→ **TEXT TO READ**:
------------------------------------------------------------

University of Nottingham Malaysia
University of Nottingham Asia Research Institute-Malaysia (UoNARI-M)
     
  

What is the Squatter like as a Man?

Location
F4B09a
Date(s)
14th November 2022
Contact
For more information on this event, kindly e-mail UoNARI-M.
Description
University of Nottingham Asia Research Institute-Malaysia Seminar - ‘What is the Squatter like as a Man?’: Photography in the Service of Resettlement in Emergency-era Malaya

Image: Courtesy of the National Archives, London

This paper explores the ways in which photography as a medium was used by the British colonial state and its allies in Malaya to promote the supposed success of resettlement – the counterinsurgency scheme through which around half a million people were moved into New Villages during the Malayan Emergency (1948–1960). While the paper considers the ways in which the state created the racialised category of the ‘squatter’ (i.e., rural Chinese who were the main object of resettlement) through official photography, it also argues for the need to consider such photography within broader developments in Southeast Asia during the early 1950s. These include the rise of photography as an amateur pastime and commercial enterprise in the region, the role of Malayan photographers as part of the state propaganda apparatus, and the dominance of Humanist photojournalism as a mode of expression in the same period. In doing this, the paper suggests that the interaction between colonial photography and commercial photojournalism in Malaya complicates the extant literature on the ‘colonial gaze’ while contributing to an emerging body of research on the tensions between colonialism and Humanism in early post-war photography.

------------------------------------------------------------

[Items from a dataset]
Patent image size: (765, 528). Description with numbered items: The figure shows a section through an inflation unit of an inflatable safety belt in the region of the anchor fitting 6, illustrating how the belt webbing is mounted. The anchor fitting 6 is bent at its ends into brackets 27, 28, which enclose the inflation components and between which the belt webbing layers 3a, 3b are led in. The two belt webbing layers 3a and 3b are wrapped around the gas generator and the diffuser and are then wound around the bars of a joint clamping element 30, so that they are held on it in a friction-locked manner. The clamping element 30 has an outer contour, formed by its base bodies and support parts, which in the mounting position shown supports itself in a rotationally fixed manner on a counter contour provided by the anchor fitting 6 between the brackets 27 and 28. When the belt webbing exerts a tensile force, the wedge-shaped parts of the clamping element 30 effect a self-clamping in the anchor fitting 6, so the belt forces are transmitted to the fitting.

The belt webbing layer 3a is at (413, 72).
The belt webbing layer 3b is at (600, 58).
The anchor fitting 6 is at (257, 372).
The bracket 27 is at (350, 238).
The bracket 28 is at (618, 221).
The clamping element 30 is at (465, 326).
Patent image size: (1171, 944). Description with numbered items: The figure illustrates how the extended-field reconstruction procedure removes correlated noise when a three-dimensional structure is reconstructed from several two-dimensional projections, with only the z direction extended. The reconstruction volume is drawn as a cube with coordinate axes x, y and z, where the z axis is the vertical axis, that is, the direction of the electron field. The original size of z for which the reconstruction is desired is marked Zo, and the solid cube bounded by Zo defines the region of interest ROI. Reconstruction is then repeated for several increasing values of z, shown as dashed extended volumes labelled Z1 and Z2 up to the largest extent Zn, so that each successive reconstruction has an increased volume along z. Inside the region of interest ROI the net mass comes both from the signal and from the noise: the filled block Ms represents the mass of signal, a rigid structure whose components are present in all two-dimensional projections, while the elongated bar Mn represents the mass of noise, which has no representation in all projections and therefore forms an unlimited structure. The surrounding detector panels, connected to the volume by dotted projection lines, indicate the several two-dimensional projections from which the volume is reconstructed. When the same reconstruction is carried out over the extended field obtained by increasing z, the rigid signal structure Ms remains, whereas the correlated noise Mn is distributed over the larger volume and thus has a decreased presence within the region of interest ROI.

------------------------------------------------------------

→ **INSTRUCTIONS FOR THE TASK**: Carry on the seminar description about photography and resettlement in Emergency-era Malaya, starting right after its final sentence.

→ **RESULT FOR THIS EXERCISE**:
Details

Date: 14 November 2022, Monday
Time: 14:00 to 15:30 (GMT +8)
Location: F4B09a
                 The University of Nottingham Malaysia
                 Jalan Broga 43000 Semenyih Selangor

This paper is funded by:
LOGO_ERC-1

About the speaker

Jeremy E. Taylor is Professor of Modern History at the University of Nottingham UK. He works on the social and cultural history of East and Southeast Asia. He is the author or over thirty peer-reviewed journal papers and chapters, and has written or edited six books, including Iconographies of Occupation: Visual Cultures in Wang Jingwei’s China (2021) and, with Lanjun Xu, Chineseness and the Cold War (2021). Research for this seminar paper was undertaken through the COTCA Project and received funding from the European Research Council (ERC) under the European Union’s Horizon 2020 research and innovation programme (Grant Agreement ID 682081).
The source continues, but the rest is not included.